Return the material word for word. Do not include the pictures.

======== Data

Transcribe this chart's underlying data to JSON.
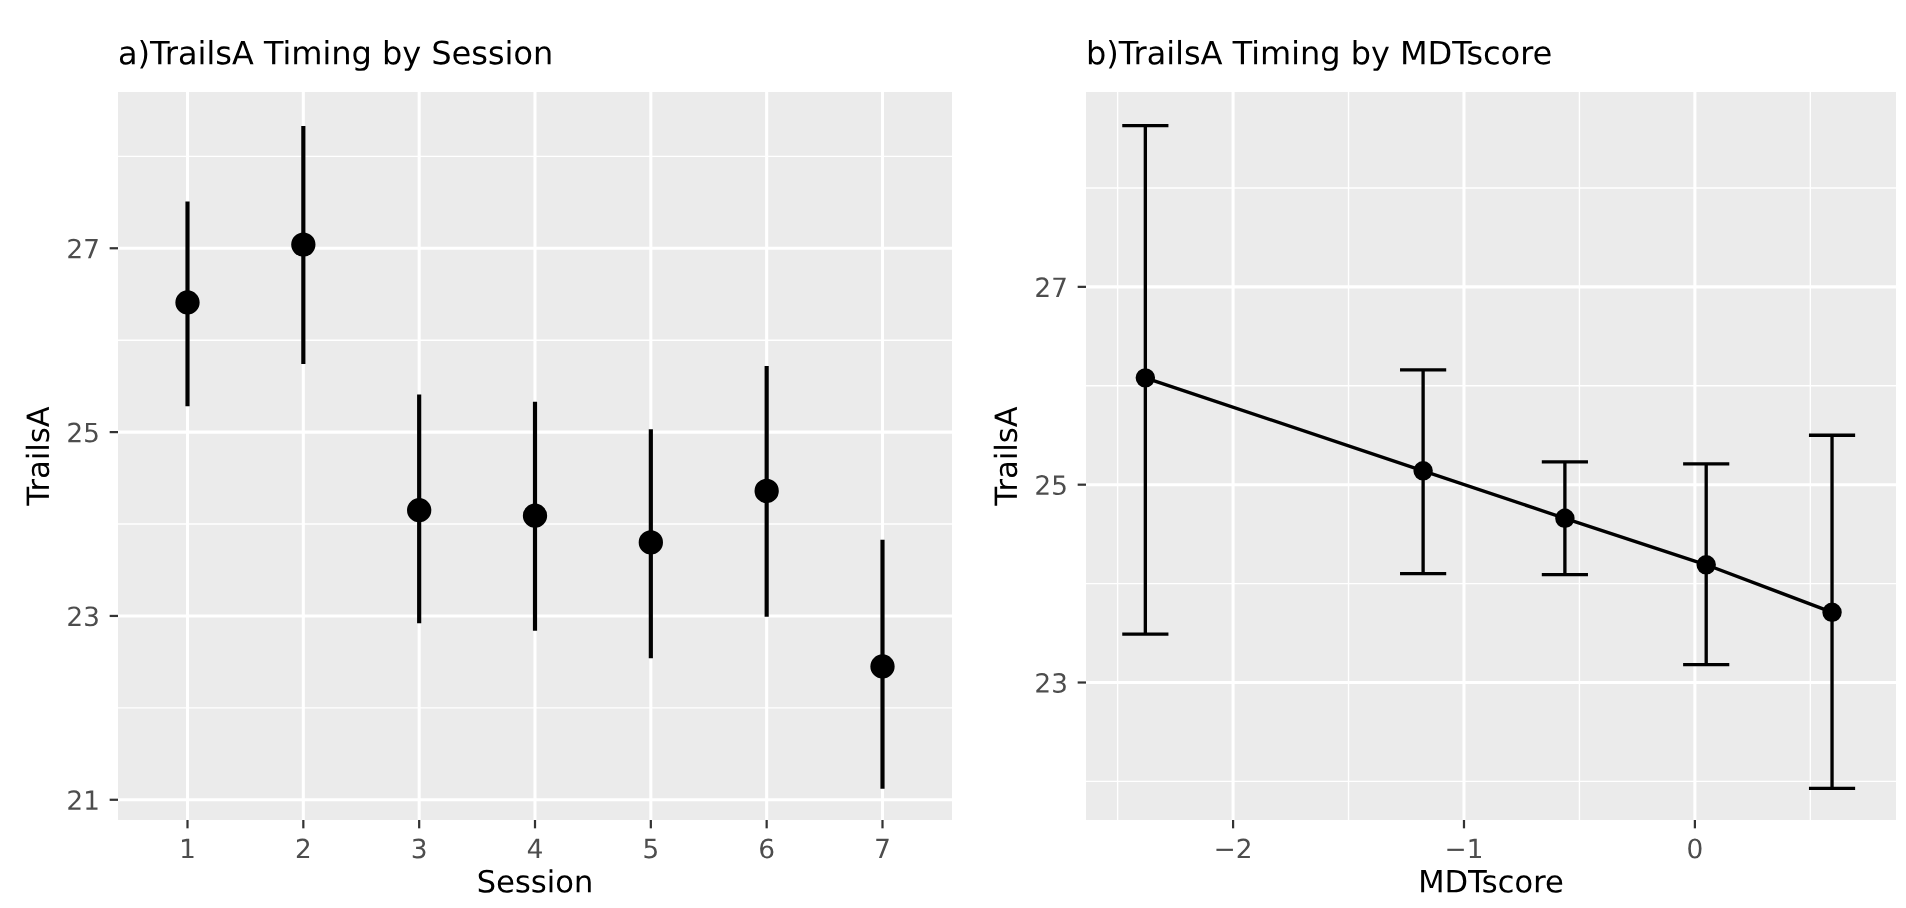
{
  "chart_data": [
    {
      "type": "scatter",
      "title": "a)TrailsA Timing by Session",
      "xlabel": "Session",
      "ylabel": "TrailsA",
      "categories": [
        "1",
        "2",
        "3",
        "4",
        "5",
        "6",
        "7"
      ],
      "series": [
        {
          "color": "#000000",
          "values": [
            26.41,
            27.04,
            24.15,
            24.09,
            23.8,
            24.36,
            22.45
          ],
          "errors": [
            [
              25.28,
              27.51
            ],
            [
              25.74,
              28.33
            ],
            [
              22.92,
              25.41
            ],
            [
              22.84,
              25.33
            ],
            [
              22.54,
              25.03
            ],
            [
              22.99,
              25.72
            ],
            [
              21.12,
              23.83
            ]
          ]
        }
      ],
      "ylim": [
        20.78,
        28.7
      ],
      "yticks": [
        21,
        23,
        25,
        27
      ],
      "grid": true,
      "marker": "circle"
    },
    {
      "type": "line",
      "title": "b)TrailsA Timing by MDTscore",
      "xlabel": "MDTscore",
      "ylabel": "TrailsA",
      "series": [
        {
          "color": "#000000",
          "x": [
            -2.38,
            -1.177,
            -0.563,
            0.049,
            0.594
          ],
          "values": [
            26.08,
            25.14,
            24.66,
            24.19,
            23.71
          ],
          "errors": [
            [
              23.49,
              28.63
            ],
            [
              24.1,
              26.16
            ],
            [
              24.09,
              25.23
            ],
            [
              23.18,
              25.21
            ],
            [
              21.93,
              25.5
            ]
          ]
        }
      ],
      "xlim": [
        -2.637,
        0.871
      ],
      "xticks": [
        {
          "value": -2,
          "label": "−2"
        },
        {
          "value": -1,
          "label": "−1"
        },
        0
      ],
      "ylim": [
        21.61,
        28.97
      ],
      "yticks": [
        23,
        25,
        27
      ],
      "grid": true,
      "marker": "circle",
      "line_style": "solid"
    }
  ]
}
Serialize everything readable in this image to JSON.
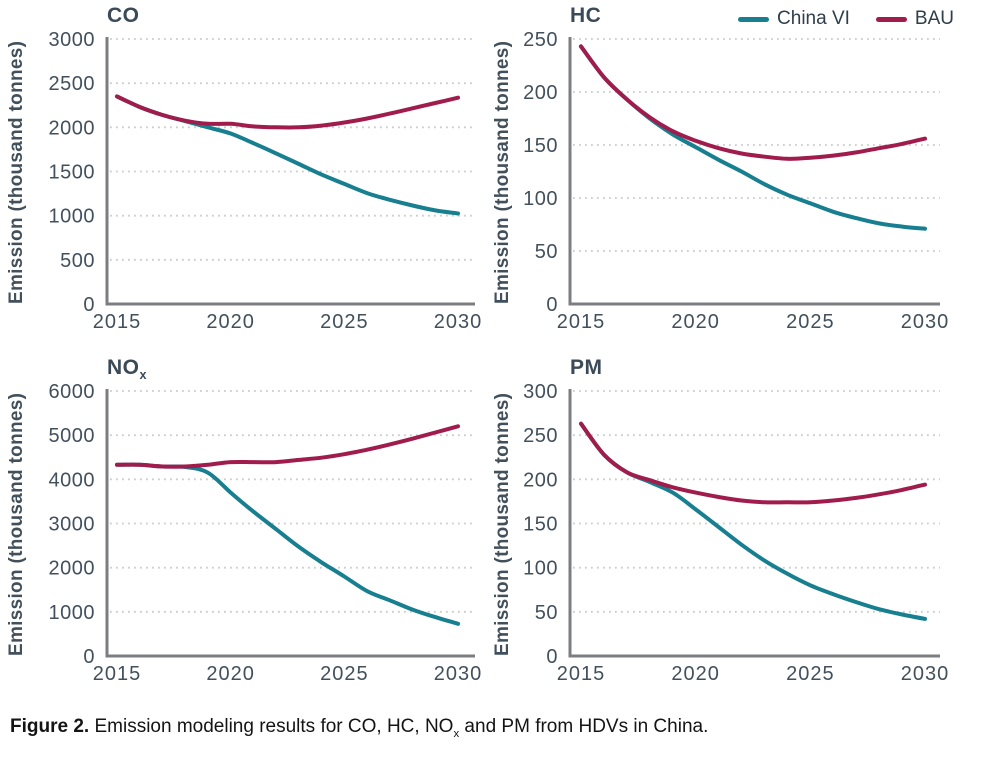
{
  "styles": {
    "china_vi_color": "#177f8f",
    "bau_color": "#a01c4c",
    "axis_color": "#7b7d80",
    "grid_color": "#cbcbcb",
    "tick_text_color": "#42505c"
  },
  "legend": {
    "position": "top-right",
    "items": [
      {
        "label": "China VI",
        "color": "#177f8f"
      },
      {
        "label": "BAU",
        "color": "#a01c4c"
      }
    ]
  },
  "figure_caption": {
    "label": "Figure 2.",
    "before_sub": " Emission modeling results for CO, HC, NO",
    "sub": "x",
    "after_sub": " and PM from HDVs in China."
  },
  "chart_data": [
    {
      "type": "line",
      "title": "CO",
      "title_sub": "",
      "ylabel": "Emission (thousand tonnes)",
      "ylim": [
        0,
        3000
      ],
      "yticks": [
        0,
        500,
        1000,
        1500,
        2000,
        2500,
        3000
      ],
      "xticks": [
        2015,
        2020,
        2025,
        2030
      ],
      "x": [
        2015,
        2016,
        2017,
        2018,
        2019,
        2020,
        2021,
        2022,
        2023,
        2024,
        2025,
        2026,
        2027,
        2028,
        2029,
        2030
      ],
      "grid": "dotted-horizontal",
      "series": [
        {
          "name": "China VI",
          "color": "#177f8f",
          "values": [
            2350,
            2230,
            2140,
            2070,
            2000,
            1930,
            1820,
            1705,
            1585,
            1465,
            1360,
            1255,
            1180,
            1115,
            1060,
            1025
          ]
        },
        {
          "name": "BAU",
          "color": "#a01c4c",
          "values": [
            2350,
            2230,
            2140,
            2075,
            2040,
            2040,
            2010,
            2000,
            2000,
            2020,
            2055,
            2100,
            2155,
            2215,
            2275,
            2335
          ]
        }
      ]
    },
    {
      "type": "line",
      "title": "HC",
      "title_sub": "",
      "ylabel": "Emission (thousand tonnes)",
      "ylim": [
        0,
        250
      ],
      "yticks": [
        0,
        50,
        100,
        150,
        200,
        250
      ],
      "xticks": [
        2015,
        2020,
        2025,
        2030
      ],
      "x": [
        2015,
        2016,
        2017,
        2018,
        2019,
        2020,
        2021,
        2022,
        2023,
        2024,
        2025,
        2026,
        2027,
        2028,
        2029,
        2030
      ],
      "grid": "dotted-horizontal",
      "series": [
        {
          "name": "China VI",
          "color": "#177f8f",
          "values": [
            243,
            214,
            193,
            175,
            160,
            148,
            136,
            125,
            113,
            103,
            95,
            87,
            81,
            76,
            73,
            71
          ]
        },
        {
          "name": "BAU",
          "color": "#a01c4c",
          "values": [
            243,
            214,
            193,
            176,
            163,
            154,
            147,
            142,
            139,
            137,
            138,
            140,
            143,
            147,
            151,
            156
          ]
        }
      ]
    },
    {
      "type": "line",
      "title": "NO",
      "title_sub": "x",
      "ylabel": "Emission (thousand tonnes)",
      "ylim": [
        0,
        6000
      ],
      "yticks": [
        0,
        1000,
        2000,
        3000,
        4000,
        5000,
        6000
      ],
      "xticks": [
        2015,
        2020,
        2025,
        2030
      ],
      "x": [
        2015,
        2016,
        2017,
        2018,
        2019,
        2020,
        2021,
        2022,
        2023,
        2024,
        2025,
        2026,
        2027,
        2028,
        2029,
        2030
      ],
      "grid": "dotted-horizontal",
      "series": [
        {
          "name": "China VI",
          "color": "#177f8f",
          "values": [
            4330,
            4330,
            4290,
            4280,
            4150,
            3700,
            3270,
            2870,
            2470,
            2120,
            1800,
            1470,
            1260,
            1050,
            880,
            730
          ]
        },
        {
          "name": "BAU",
          "color": "#a01c4c",
          "values": [
            4330,
            4330,
            4290,
            4290,
            4330,
            4390,
            4390,
            4390,
            4440,
            4490,
            4570,
            4670,
            4790,
            4920,
            5060,
            5200
          ]
        }
      ]
    },
    {
      "type": "line",
      "title": "PM",
      "title_sub": "",
      "ylabel": "Emission (thousand tonnes)",
      "ylim": [
        0,
        300
      ],
      "yticks": [
        0,
        50,
        100,
        150,
        200,
        250,
        300
      ],
      "xticks": [
        2015,
        2020,
        2025,
        2030
      ],
      "x": [
        2015,
        2016,
        2017,
        2018,
        2019,
        2020,
        2021,
        2022,
        2023,
        2024,
        2025,
        2026,
        2027,
        2028,
        2029,
        2030
      ],
      "grid": "dotted-horizontal",
      "series": [
        {
          "name": "China VI",
          "color": "#177f8f",
          "values": [
            263,
            228,
            208,
            197,
            185,
            166,
            146,
            126,
            108,
            93,
            80,
            70,
            61,
            53,
            47,
            42
          ]
        },
        {
          "name": "BAU",
          "color": "#a01c4c",
          "values": [
            263,
            228,
            208,
            199,
            191,
            185,
            180,
            176,
            174,
            174,
            174,
            176,
            179,
            183,
            188,
            194
          ]
        }
      ]
    }
  ]
}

================

- [Output below]
Transcribe this chart's underlying data to JSON.
{
  "chart_data": [
    {
      "type": "scatter",
      "title": "a)TrailsA Timing by Session",
      "xlabel": "Session",
      "ylabel": "TrailsA",
      "categories": [
        "1",
        "2",
        "3",
        "4",
        "5",
        "6",
        "7"
      ],
      "series": [
        {
          "color": "#000000",
          "values": [
            26.41,
            27.04,
            24.15,
            24.09,
            23.8,
            24.36,
            22.45
          ],
          "errors": [
            [
              25.28,
              27.51
            ],
            [
              25.74,
              28.33
            ],
            [
              22.92,
              25.41
            ],
            [
              22.84,
              25.33
            ],
            [
              22.54,
              25.03
            ],
            [
              22.99,
              25.72
            ],
            [
              21.12,
              23.83
            ]
          ]
        }
      ],
      "ylim": [
        20.78,
        28.7
      ],
      "yticks": [
        21,
        23,
        25,
        27
      ],
      "grid": true,
      "marker": "circle"
    },
    {
      "type": "line",
      "title": "b)TrailsA Timing by MDTscore",
      "xlabel": "MDTscore",
      "ylabel": "TrailsA",
      "series": [
        {
          "color": "#000000",
          "x": [
            -2.38,
            -1.177,
            -0.563,
            0.049,
            0.594
          ],
          "values": [
            26.08,
            25.14,
            24.66,
            24.19,
            23.71
          ],
          "errors": [
            [
              23.49,
              28.63
            ],
            [
              24.1,
              26.16
            ],
            [
              24.09,
              25.23
            ],
            [
              23.18,
              25.21
            ],
            [
              21.93,
              25.5
            ]
          ]
        }
      ],
      "xlim": [
        -2.637,
        0.871
      ],
      "xticks": [
        {
          "value": -2,
          "label": "−2"
        },
        {
          "value": -1,
          "label": "−1"
        },
        0
      ],
      "ylim": [
        21.61,
        28.97
      ],
      "yticks": [
        23,
        25,
        27
      ],
      "grid": true,
      "marker": "circle",
      "line_style": "solid"
    }
  ]
}
Serialize everything readable in this image to JSON.
{
  "styles": {
    "china_vi_color": "#177f8f",
    "bau_color": "#a01c4c",
    "axis_color": "#7b7d80",
    "grid_color": "#cbcbcb",
    "tick_text_color": "#42505c"
  },
  "legend": {
    "position": "top-right",
    "items": [
      {
        "label": "China VI",
        "color": "#177f8f"
      },
      {
        "label": "BAU",
        "color": "#a01c4c"
      }
    ]
  },
  "figure_caption": {
    "label": "Figure 2.",
    "before_sub": " Emission modeling results for CO, HC, NO",
    "sub": "x",
    "after_sub": " and PM from HDVs in China."
  },
  "chart_data": [
    {
      "type": "line",
      "title": "CO",
      "title_sub": "",
      "ylabel": "Emission (thousand tonnes)",
      "ylim": [
        0,
        3000
      ],
      "yticks": [
        0,
        500,
        1000,
        1500,
        2000,
        2500,
        3000
      ],
      "xticks": [
        2015,
        2020,
        2025,
        2030
      ],
      "x": [
        2015,
        2016,
        2017,
        2018,
        2019,
        2020,
        2021,
        2022,
        2023,
        2024,
        2025,
        2026,
        2027,
        2028,
        2029,
        2030
      ],
      "grid": "dotted-horizontal",
      "series": [
        {
          "name": "China VI",
          "color": "#177f8f",
          "values": [
            2350,
            2230,
            2140,
            2070,
            2000,
            1930,
            1820,
            1705,
            1585,
            1465,
            1360,
            1255,
            1180,
            1115,
            1060,
            1025
          ]
        },
        {
          "name": "BAU",
          "color": "#a01c4c",
          "values": [
            2350,
            2230,
            2140,
            2075,
            2040,
            2040,
            2010,
            2000,
            2000,
            2020,
            2055,
            2100,
            2155,
            2215,
            2275,
            2335
          ]
        }
      ]
    },
    {
      "type": "line",
      "title": "HC",
      "title_sub": "",
      "ylabel": "Emission (thousand tonnes)",
      "ylim": [
        0,
        250
      ],
      "yticks": [
        0,
        50,
        100,
        150,
        200,
        250
      ],
      "xticks": [
        2015,
        2020,
        2025,
        2030
      ],
      "x": [
        2015,
        2016,
        2017,
        2018,
        2019,
        2020,
        2021,
        2022,
        2023,
        2024,
        2025,
        2026,
        2027,
        2028,
        2029,
        2030
      ],
      "grid": "dotted-horizontal",
      "series": [
        {
          "name": "China VI",
          "color": "#177f8f",
          "values": [
            243,
            214,
            193,
            175,
            160,
            148,
            136,
            125,
            113,
            103,
            95,
            87,
            81,
            76,
            73,
            71
          ]
        },
        {
          "name": "BAU",
          "color": "#a01c4c",
          "values": [
            243,
            214,
            193,
            176,
            163,
            154,
            147,
            142,
            139,
            137,
            138,
            140,
            143,
            147,
            151,
            156
          ]
        }
      ]
    },
    {
      "type": "line",
      "title": "NO",
      "title_sub": "x",
      "ylabel": "Emission (thousand tonnes)",
      "ylim": [
        0,
        6000
      ],
      "yticks": [
        0,
        1000,
        2000,
        3000,
        4000,
        5000,
        6000
      ],
      "xticks": [
        2015,
        2020,
        2025,
        2030
      ],
      "x": [
        2015,
        2016,
        2017,
        2018,
        2019,
        2020,
        2021,
        2022,
        2023,
        2024,
        2025,
        2026,
        2027,
        2028,
        2029,
        2030
      ],
      "grid": "dotted-horizontal",
      "series": [
        {
          "name": "China VI",
          "color": "#177f8f",
          "values": [
            4330,
            4330,
            4290,
            4280,
            4150,
            3700,
            3270,
            2870,
            2470,
            2120,
            1800,
            1470,
            1260,
            1050,
            880,
            730
          ]
        },
        {
          "name": "BAU",
          "color": "#a01c4c",
          "values": [
            4330,
            4330,
            4290,
            4290,
            4330,
            4390,
            4390,
            4390,
            4440,
            4490,
            4570,
            4670,
            4790,
            4920,
            5060,
            5200
          ]
        }
      ]
    },
    {
      "type": "line",
      "title": "PM",
      "title_sub": "",
      "ylabel": "Emission (thousand tonnes)",
      "ylim": [
        0,
        300
      ],
      "yticks": [
        0,
        50,
        100,
        150,
        200,
        250,
        300
      ],
      "xticks": [
        2015,
        2020,
        2025,
        2030
      ],
      "x": [
        2015,
        2016,
        2017,
        2018,
        2019,
        2020,
        2021,
        2022,
        2023,
        2024,
        2025,
        2026,
        2027,
        2028,
        2029,
        2030
      ],
      "grid": "dotted-horizontal",
      "series": [
        {
          "name": "China VI",
          "color": "#177f8f",
          "values": [
            263,
            228,
            208,
            197,
            185,
            166,
            146,
            126,
            108,
            93,
            80,
            70,
            61,
            53,
            47,
            42
          ]
        },
        {
          "name": "BAU",
          "color": "#a01c4c",
          "values": [
            263,
            228,
            208,
            199,
            191,
            185,
            180,
            176,
            174,
            174,
            174,
            176,
            179,
            183,
            188,
            194
          ]
        }
      ]
    }
  ]
}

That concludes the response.